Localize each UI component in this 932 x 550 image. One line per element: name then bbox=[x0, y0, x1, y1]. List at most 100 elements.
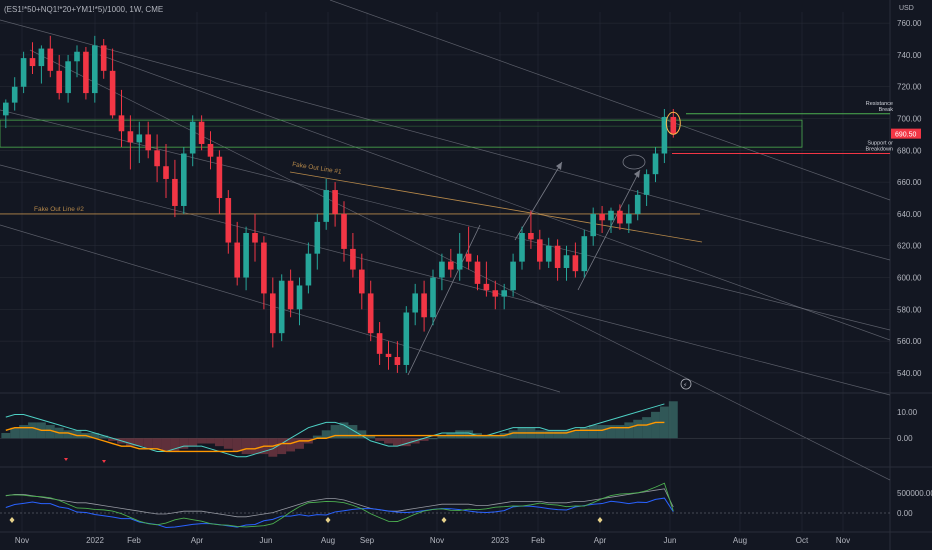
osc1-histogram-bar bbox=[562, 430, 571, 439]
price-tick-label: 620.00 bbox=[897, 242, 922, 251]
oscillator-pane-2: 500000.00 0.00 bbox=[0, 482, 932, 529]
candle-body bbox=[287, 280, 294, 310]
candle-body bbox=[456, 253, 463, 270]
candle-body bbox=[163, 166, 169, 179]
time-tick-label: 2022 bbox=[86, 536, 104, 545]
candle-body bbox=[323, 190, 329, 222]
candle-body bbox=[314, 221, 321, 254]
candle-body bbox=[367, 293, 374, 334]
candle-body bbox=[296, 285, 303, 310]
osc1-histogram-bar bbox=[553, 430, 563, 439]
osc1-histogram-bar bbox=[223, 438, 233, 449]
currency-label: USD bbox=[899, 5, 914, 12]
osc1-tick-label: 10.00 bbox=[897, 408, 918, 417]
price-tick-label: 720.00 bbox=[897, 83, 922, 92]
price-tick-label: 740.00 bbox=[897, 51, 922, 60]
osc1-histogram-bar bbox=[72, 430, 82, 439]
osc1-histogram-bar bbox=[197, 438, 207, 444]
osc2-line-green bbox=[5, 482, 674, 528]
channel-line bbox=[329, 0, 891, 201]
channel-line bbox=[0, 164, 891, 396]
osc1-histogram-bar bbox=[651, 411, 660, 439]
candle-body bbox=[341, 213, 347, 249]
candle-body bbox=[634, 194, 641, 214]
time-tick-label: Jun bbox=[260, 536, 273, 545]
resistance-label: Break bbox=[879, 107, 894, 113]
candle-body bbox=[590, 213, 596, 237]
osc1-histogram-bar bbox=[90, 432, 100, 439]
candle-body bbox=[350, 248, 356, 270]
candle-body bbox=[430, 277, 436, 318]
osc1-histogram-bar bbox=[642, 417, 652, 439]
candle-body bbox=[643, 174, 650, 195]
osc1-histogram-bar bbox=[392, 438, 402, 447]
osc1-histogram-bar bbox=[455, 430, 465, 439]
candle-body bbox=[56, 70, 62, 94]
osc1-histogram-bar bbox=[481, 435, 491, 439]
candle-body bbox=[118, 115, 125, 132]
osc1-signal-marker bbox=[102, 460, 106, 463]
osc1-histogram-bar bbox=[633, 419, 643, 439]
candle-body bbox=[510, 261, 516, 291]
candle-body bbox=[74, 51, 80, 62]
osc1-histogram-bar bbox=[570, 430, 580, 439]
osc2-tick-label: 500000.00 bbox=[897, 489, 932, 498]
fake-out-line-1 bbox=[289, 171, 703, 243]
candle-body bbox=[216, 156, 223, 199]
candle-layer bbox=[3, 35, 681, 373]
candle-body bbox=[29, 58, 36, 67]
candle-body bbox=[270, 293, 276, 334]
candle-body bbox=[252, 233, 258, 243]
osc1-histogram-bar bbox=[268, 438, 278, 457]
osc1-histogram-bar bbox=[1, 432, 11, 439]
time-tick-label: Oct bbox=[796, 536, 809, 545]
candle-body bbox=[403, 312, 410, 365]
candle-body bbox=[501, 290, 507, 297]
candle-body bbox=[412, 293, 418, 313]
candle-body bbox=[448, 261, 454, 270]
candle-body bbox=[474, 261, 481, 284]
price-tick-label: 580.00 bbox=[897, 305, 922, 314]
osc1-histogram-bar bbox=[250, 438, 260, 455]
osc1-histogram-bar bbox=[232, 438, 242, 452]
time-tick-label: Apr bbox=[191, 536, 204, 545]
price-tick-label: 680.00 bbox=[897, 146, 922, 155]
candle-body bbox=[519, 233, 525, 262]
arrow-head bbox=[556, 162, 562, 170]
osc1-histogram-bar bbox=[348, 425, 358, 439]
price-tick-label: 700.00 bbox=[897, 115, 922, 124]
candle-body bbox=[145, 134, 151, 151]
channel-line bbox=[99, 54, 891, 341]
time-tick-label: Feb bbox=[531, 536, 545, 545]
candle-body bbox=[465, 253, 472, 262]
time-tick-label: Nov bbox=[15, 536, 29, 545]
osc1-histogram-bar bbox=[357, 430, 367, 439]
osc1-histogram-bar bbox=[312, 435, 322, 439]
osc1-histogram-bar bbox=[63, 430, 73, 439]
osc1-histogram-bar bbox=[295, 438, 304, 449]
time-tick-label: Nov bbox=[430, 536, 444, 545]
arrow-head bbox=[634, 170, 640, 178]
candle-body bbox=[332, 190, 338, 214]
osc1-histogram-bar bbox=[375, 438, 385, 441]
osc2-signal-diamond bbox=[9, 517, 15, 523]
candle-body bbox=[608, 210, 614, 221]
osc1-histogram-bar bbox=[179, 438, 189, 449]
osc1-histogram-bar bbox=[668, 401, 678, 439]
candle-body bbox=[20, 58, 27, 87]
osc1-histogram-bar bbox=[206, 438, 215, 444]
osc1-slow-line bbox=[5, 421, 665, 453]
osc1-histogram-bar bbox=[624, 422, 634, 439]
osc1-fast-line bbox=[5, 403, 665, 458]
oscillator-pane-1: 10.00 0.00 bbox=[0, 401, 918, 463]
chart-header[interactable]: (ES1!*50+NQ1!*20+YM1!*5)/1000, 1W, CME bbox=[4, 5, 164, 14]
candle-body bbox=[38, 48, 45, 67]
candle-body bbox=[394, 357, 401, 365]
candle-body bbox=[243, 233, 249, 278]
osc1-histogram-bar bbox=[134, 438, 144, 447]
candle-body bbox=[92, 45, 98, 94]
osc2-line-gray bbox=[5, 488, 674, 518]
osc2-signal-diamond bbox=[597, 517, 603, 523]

==

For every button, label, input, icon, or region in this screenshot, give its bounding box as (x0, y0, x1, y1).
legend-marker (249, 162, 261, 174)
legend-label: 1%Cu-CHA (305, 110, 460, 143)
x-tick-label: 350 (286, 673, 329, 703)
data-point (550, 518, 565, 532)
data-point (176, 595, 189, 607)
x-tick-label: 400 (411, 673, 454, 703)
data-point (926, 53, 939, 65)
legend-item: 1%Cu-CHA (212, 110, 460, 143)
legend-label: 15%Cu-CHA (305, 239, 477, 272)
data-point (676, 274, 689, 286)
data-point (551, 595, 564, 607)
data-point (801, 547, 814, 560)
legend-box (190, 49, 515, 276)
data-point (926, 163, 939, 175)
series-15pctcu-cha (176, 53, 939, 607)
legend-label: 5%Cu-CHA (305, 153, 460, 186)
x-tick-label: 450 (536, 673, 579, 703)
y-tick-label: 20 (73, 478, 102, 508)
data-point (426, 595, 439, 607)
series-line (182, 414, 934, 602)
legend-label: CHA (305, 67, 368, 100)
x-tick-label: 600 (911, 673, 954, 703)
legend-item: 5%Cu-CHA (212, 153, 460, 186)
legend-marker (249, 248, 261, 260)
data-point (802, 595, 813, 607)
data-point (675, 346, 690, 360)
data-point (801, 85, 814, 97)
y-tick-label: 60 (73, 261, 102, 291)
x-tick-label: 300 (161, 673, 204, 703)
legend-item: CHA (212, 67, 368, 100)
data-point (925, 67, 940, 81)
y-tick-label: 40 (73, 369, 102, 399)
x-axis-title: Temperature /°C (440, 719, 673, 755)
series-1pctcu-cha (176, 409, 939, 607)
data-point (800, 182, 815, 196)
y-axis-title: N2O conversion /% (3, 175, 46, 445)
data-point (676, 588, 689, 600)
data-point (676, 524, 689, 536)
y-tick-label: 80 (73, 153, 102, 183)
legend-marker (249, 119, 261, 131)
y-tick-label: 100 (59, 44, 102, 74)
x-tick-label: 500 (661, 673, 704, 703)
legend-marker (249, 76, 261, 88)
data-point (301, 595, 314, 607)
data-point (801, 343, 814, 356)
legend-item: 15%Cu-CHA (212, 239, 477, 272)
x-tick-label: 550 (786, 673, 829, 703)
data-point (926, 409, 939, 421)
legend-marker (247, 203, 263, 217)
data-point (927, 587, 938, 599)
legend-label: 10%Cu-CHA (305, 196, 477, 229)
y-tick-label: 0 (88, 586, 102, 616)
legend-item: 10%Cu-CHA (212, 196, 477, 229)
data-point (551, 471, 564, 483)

• [WHAT TO WORK ON]
Print the material from the line containing "For every button, label, input, icon, or" through the line containing "x-tick-label: 350 (286, 673, 329, 703)", both included, reproducing each line as it appears.

• [COMPLETE ANSWER]
For every button, label, input, icon, or region in this screenshot, give its bounding box as (x0, y0, x1, y1).
legend-marker (249, 162, 261, 174)
legend-label: 1%Cu-CHA (305, 110, 460, 143)
x-tick-label: 350 (286, 673, 329, 703)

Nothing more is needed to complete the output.